**TEXT EXTRACT**
The newspaper published the comic strip La Mère Jasette, created by H. Christin, from 1939 to 1951.

Charles Mayer was the sportswriter beginning in 1933, and was named its executive sports editor in 1952.

===Decline and closure===

By the late 1970s, the newspaper's traditional formula had lost much of its appeal.

Sources differ concerning its final year of publication. The Chronologie de Montréal maintained by the Université du Québec à Montréal records that Le Petit Journal ceased publication in 1978, while the descriptive history accompanying the digitized newspaper collection of the Bibliothèque et Archives nationales du Québec states that publication ended in October 1981.

==Legacy==

Le Petit Journal played an important role in the emergence of tabloid journalism in Quebec. The Encyclopédie du patrimoine culturel de l'Amérique française identifies it as the first Quebec tabloid and places its appearance within a broader shift toward an urban popular press emphasizing crime, entertainment, sensationalism and visual material.

**DATASET CONTENT**
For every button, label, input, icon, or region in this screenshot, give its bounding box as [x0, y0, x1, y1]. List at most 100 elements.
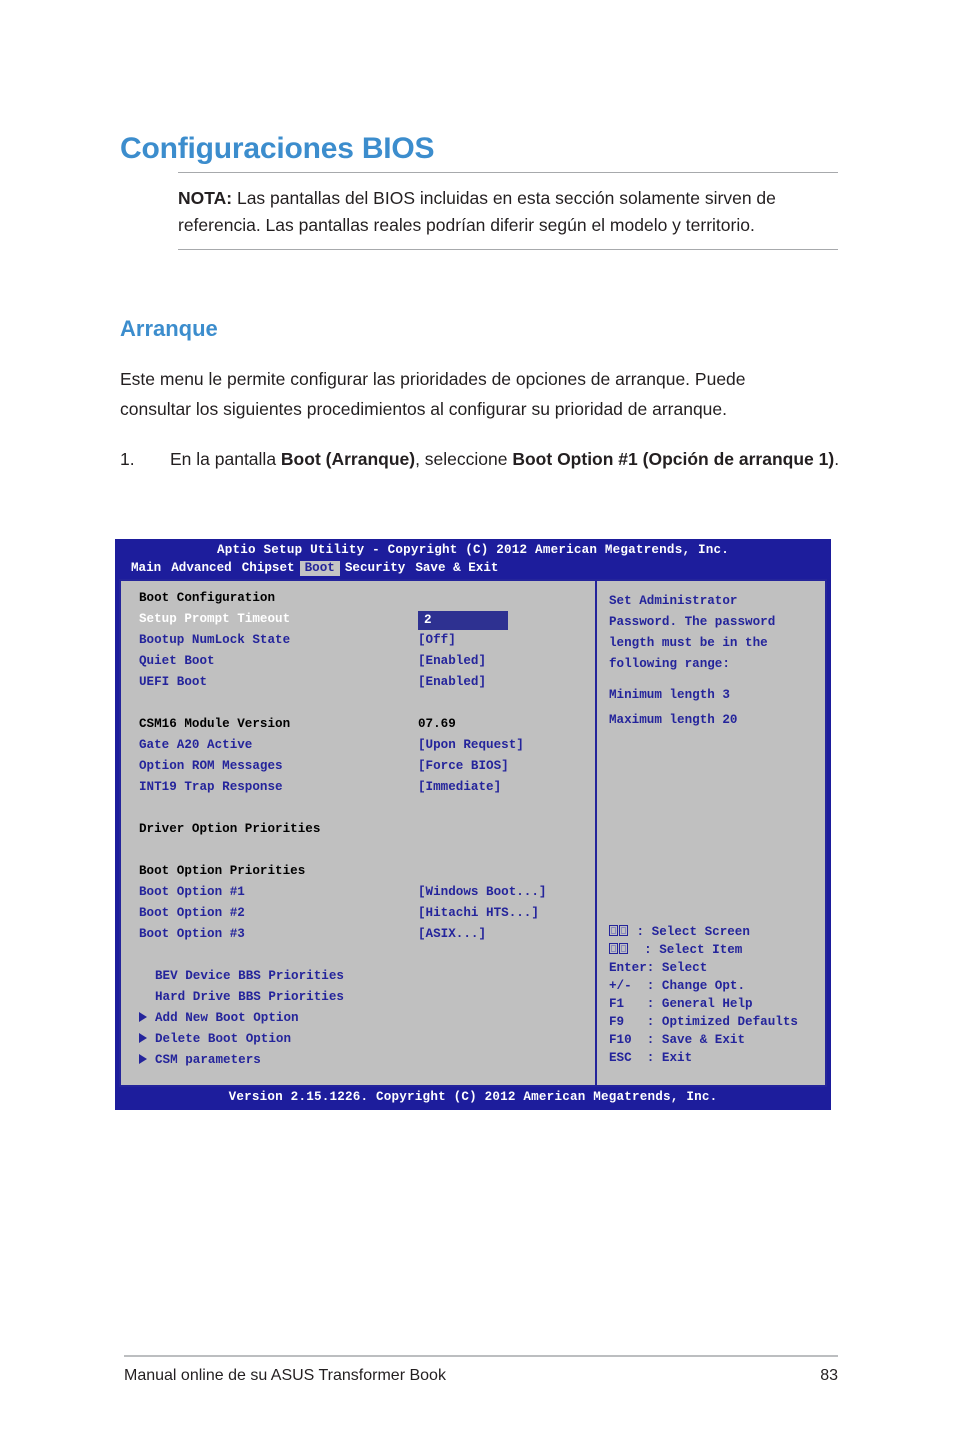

**EXERCISE**
Write out the stretch of the Le Petit Journal text from "Charles Mayer was" through "of its appeal.", swapping "formula" for "approach". The data was taken from a different source than the text.

**EXPECTED ANSWER**
Charles Mayer was the sportswriter beginning in 1933, and was named its executive sports editor in 1952.

===Decline and closure===

By the late 1970s, the newspaper's traditional approach had lost much of its appeal.